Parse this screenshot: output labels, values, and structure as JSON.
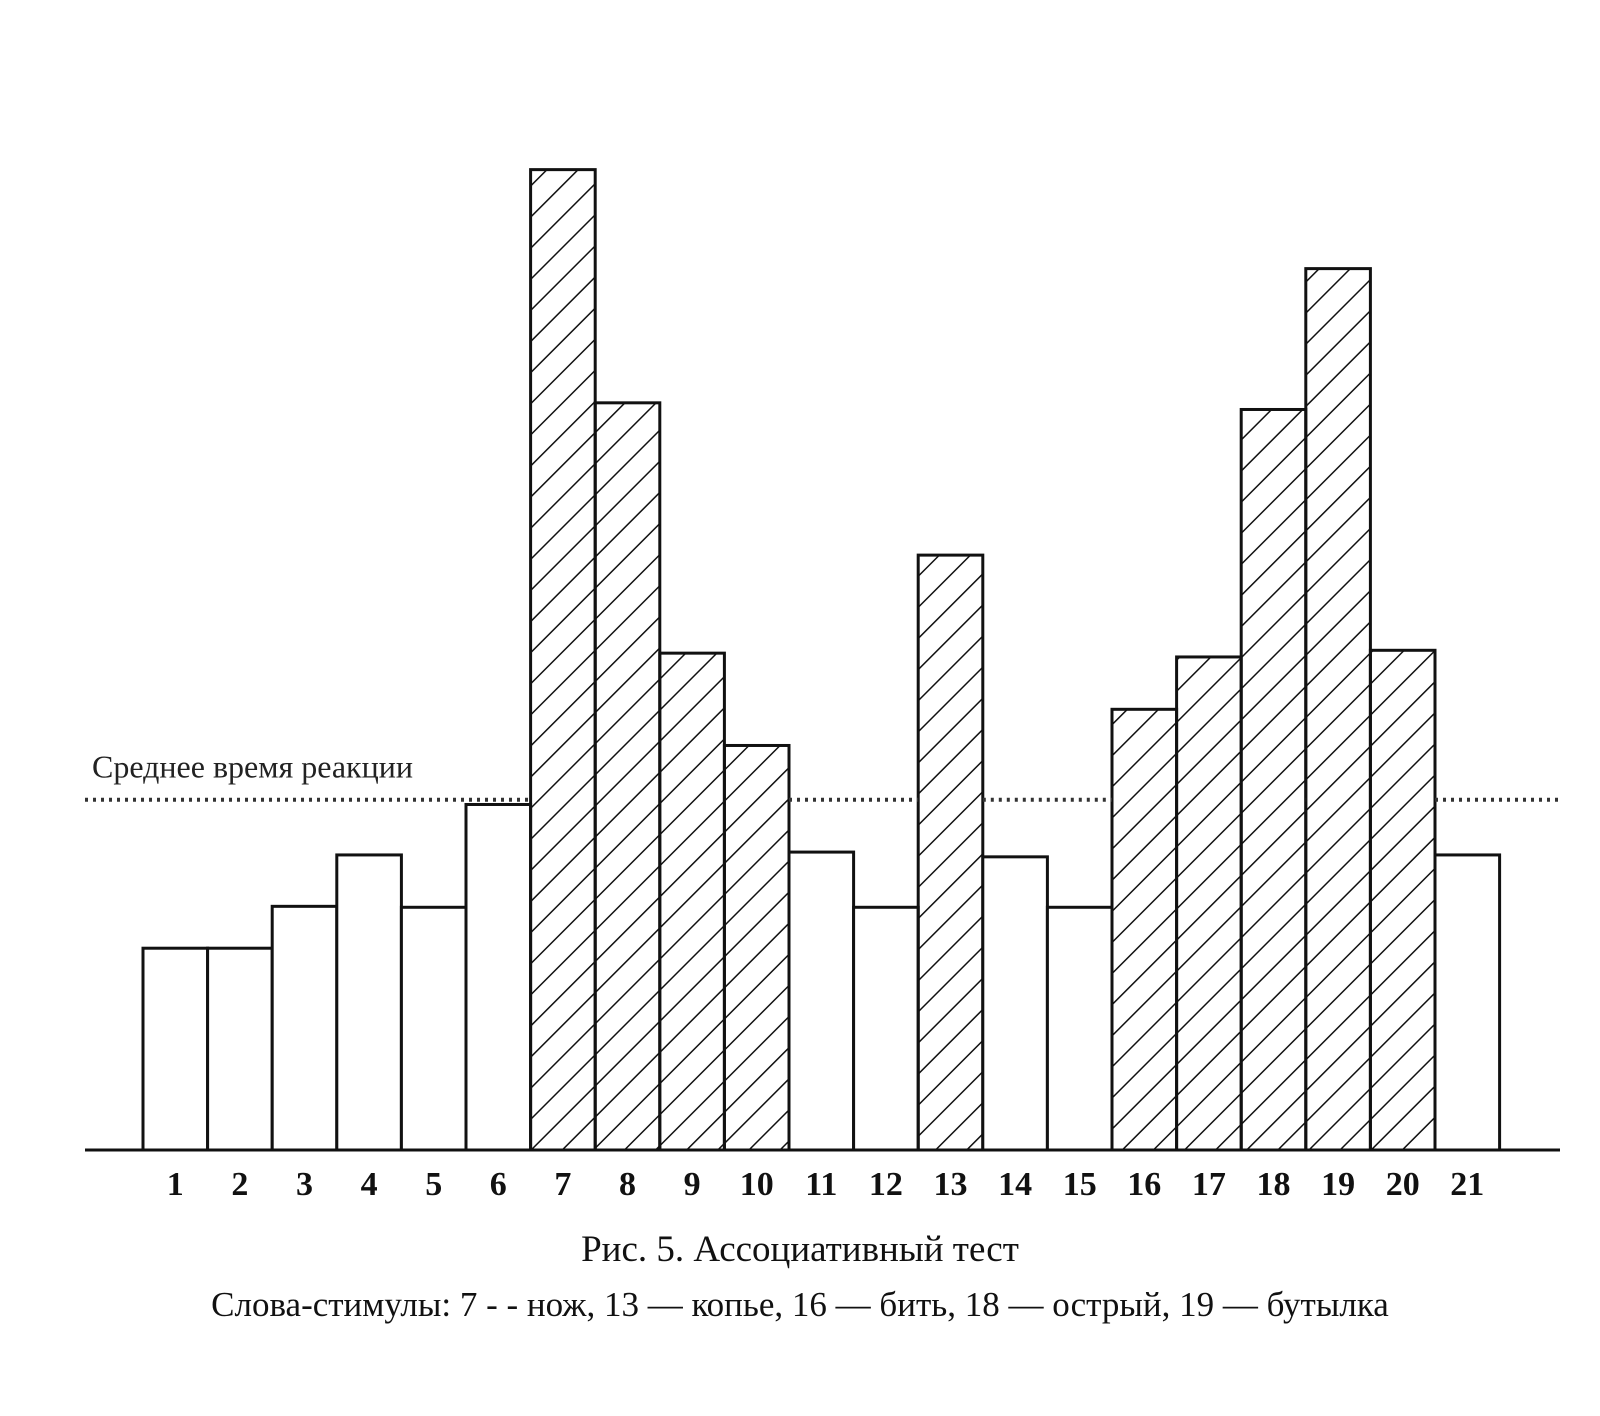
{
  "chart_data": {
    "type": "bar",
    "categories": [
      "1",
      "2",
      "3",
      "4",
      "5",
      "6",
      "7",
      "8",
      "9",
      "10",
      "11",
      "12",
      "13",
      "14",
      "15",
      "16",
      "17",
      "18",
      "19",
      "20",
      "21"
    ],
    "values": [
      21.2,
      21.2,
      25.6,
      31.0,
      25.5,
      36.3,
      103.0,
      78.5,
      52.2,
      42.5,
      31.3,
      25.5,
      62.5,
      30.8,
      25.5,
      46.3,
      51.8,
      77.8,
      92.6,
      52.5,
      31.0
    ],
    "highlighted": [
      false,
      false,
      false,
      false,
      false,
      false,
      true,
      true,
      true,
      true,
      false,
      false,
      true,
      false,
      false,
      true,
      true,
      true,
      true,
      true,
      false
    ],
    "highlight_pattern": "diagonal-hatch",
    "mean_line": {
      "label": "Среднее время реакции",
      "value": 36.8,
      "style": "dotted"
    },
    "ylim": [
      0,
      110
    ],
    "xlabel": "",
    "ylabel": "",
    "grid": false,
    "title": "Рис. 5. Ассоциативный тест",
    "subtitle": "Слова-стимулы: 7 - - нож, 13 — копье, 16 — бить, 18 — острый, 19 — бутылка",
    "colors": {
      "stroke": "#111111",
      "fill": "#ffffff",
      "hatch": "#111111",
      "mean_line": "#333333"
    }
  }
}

----------------

== Brief ==
Check each line of the entries above for the word "hatch". List the ones that have it.

== Final result ==
    "highlight_pattern": "diagonal-hatch",
      "hatch": "#111111",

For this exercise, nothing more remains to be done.